◆ **What you will do**:
Every entry must be duplicated precisely as written.

◆ **Supplied entries**:
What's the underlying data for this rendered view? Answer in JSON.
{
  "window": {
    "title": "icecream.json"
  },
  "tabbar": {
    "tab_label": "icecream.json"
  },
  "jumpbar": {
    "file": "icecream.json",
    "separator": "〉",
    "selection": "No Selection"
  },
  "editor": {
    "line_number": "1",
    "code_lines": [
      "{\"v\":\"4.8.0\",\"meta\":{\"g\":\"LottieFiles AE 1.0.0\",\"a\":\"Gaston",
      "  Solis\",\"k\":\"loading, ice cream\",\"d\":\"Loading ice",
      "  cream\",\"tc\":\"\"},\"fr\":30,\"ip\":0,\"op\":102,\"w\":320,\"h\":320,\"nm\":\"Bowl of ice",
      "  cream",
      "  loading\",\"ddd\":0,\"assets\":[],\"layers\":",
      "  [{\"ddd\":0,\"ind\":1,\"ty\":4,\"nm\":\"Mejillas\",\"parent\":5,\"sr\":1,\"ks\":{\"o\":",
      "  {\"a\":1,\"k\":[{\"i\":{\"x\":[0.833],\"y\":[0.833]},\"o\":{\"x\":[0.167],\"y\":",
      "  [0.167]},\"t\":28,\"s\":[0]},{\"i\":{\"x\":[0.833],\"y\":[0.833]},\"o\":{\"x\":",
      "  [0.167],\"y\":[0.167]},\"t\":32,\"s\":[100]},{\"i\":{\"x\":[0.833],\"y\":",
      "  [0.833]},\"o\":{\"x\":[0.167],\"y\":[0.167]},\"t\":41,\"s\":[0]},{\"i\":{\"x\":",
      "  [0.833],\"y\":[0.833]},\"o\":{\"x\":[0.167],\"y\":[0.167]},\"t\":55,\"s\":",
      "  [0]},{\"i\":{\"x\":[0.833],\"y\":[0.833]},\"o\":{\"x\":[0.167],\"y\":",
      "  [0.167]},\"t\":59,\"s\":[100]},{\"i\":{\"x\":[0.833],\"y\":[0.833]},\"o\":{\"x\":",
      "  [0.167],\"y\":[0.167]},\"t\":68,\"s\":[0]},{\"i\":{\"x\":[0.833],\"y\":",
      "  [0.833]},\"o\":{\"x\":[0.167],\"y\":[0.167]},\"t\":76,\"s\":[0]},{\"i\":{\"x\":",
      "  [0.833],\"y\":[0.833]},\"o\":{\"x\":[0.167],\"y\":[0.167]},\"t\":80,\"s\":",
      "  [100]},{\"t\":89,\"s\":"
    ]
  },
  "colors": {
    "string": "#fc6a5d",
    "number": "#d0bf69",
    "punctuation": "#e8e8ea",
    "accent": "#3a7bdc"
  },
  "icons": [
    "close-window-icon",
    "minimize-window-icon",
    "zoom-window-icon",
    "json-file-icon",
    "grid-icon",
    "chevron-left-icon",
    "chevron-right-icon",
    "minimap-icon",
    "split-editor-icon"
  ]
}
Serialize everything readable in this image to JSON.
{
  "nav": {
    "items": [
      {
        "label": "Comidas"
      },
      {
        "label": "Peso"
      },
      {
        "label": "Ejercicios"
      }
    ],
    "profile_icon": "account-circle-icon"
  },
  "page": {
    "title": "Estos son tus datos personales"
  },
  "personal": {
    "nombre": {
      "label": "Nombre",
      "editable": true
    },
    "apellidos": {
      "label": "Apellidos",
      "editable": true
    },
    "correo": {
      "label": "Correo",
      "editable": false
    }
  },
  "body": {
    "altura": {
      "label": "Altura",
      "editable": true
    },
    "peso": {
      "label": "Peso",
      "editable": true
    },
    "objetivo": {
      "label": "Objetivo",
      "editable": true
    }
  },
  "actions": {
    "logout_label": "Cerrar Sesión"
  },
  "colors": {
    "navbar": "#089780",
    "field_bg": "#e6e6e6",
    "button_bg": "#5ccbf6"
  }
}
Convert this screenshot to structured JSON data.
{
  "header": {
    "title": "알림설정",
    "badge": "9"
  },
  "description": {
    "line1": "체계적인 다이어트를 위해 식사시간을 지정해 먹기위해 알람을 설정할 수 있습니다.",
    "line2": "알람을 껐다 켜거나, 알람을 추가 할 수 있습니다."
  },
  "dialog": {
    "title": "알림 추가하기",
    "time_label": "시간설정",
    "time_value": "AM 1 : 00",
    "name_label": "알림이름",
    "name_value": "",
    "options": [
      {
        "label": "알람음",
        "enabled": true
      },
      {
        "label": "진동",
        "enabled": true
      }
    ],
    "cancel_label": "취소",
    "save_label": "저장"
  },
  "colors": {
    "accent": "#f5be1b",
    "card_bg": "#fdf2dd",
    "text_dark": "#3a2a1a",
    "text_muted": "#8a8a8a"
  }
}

◆ **Output below**:
What's the underlying data for this rendered view? Answer in JSON.
{
  "window": {
    "title": "icecream.json"
  },
  "tabbar": {
    "tab_label": "icecream.json"
  },
  "jumpbar": {
    "file": "icecream.json",
    "separator": "〉",
    "selection": "No Selection"
  },
  "editor": {
    "line_number": "1",
    "code_lines": [
      "{\"v\":\"4.8.0\",\"meta\":{\"g\":\"LottieFiles AE 1.0.0\",\"a\":\"Gaston",
      "  Solis\",\"k\":\"loading, ice cream\",\"d\":\"Loading ice",
      "  cream\",\"tc\":\"\"},\"fr\":30,\"ip\":0,\"op\":102,\"w\":320,\"h\":320,\"nm\":\"Bowl of ice",
      "  cream",
      "  loading\",\"ddd\":0,\"assets\":[],\"layers\":",
      "  [{\"ddd\":0,\"ind\":1,\"ty\":4,\"nm\":\"Mejillas\",\"parent\":5,\"sr\":1,\"ks\":{\"o\":",
      "  {\"a\":1,\"k\":[{\"i\":{\"x\":[0.833],\"y\":[0.833]},\"o\":{\"x\":[0.167],\"y\":",
      "  [0.167]},\"t\":28,\"s\":[0]},{\"i\":{\"x\":[0.833],\"y\":[0.833]},\"o\":{\"x\":",
      "  [0.167],\"y\":[0.167]},\"t\":32,\"s\":[100]},{\"i\":{\"x\":[0.833],\"y\":",
      "  [0.833]},\"o\":{\"x\":[0.167],\"y\":[0.167]},\"t\":41,\"s\":[0]},{\"i\":{\"x\":",
      "  [0.833],\"y\":[0.833]},\"o\":{\"x\":[0.167],\"y\":[0.167]},\"t\":55,\"s\":",
      "  [0]},{\"i\":{\"x\":[0.833],\"y\":[0.833]},\"o\":{\"x\":[0.167],\"y\":",
      "  [0.167]},\"t\":59,\"s\":[100]},{\"i\":{\"x\":[0.833],\"y\":[0.833]},\"o\":{\"x\":",
      "  [0.167],\"y\":[0.167]},\"t\":68,\"s\":[0]},{\"i\":{\"x\":[0.833],\"y\":",
      "  [0.833]},\"o\":{\"x\":[0.167],\"y\":[0.167]},\"t\":76,\"s\":[0]},{\"i\":{\"x\":",
      "  [0.833],\"y\":[0.833]},\"o\":{\"x\":[0.167],\"y\":[0.167]},\"t\":80,\"s\":",
      "  [100]},{\"t\":89,\"s\":"
    ]
  },
  "colors": {
    "string": "#fc6a5d",
    "number": "#d0bf69",
    "punctuation": "#e8e8ea",
    "accent": "#3a7bdc"
  },
  "icons": [
    "close-window-icon",
    "minimize-window-icon",
    "zoom-window-icon",
    "json-file-icon",
    "grid-icon",
    "chevron-left-icon",
    "chevron-right-icon",
    "minimap-icon",
    "split-editor-icon"
  ]
}
Serialize everything readable in this image to JSON.
{
  "nav": {
    "items": [
      {
        "label": "Comidas"
      },
      {
        "label": "Peso"
      },
      {
        "label": "Ejercicios"
      }
    ],
    "profile_icon": "account-circle-icon"
  },
  "page": {
    "title": "Estos son tus datos personales"
  },
  "personal": {
    "nombre": {
      "label": "Nombre",
      "editable": true
    },
    "apellidos": {
      "label": "Apellidos",
      "editable": true
    },
    "correo": {
      "label": "Correo",
      "editable": false
    }
  },
  "body": {
    "altura": {
      "label": "Altura",
      "editable": true
    },
    "peso": {
      "label": "Peso",
      "editable": true
    },
    "objetivo": {
      "label": "Objetivo",
      "editable": true
    }
  },
  "actions": {
    "logout_label": "Cerrar Sesión"
  },
  "colors": {
    "navbar": "#089780",
    "field_bg": "#e6e6e6",
    "button_bg": "#5ccbf6"
  }
}
Convert this screenshot to structured JSON data.
{
  "header": {
    "title": "알림설정",
    "badge": "9"
  },
  "description": {
    "line1": "체계적인 다이어트를 위해 식사시간을 지정해 먹기위해 알람을 설정할 수 있습니다.",
    "line2": "알람을 껐다 켜거나, 알람을 추가 할 수 있습니다."
  },
  "dialog": {
    "title": "알림 추가하기",
    "time_label": "시간설정",
    "time_value": "AM 1 : 00",
    "name_label": "알림이름",
    "name_value": "",
    "options": [
      {
        "label": "알람음",
        "enabled": true
      },
      {
        "label": "진동",
        "enabled": true
      }
    ],
    "cancel_label": "취소",
    "save_label": "저장"
  },
  "colors": {
    "accent": "#f5be1b",
    "card_bg": "#fdf2dd",
    "text_dark": "#3a2a1a",
    "text_muted": "#8a8a8a"
  }
}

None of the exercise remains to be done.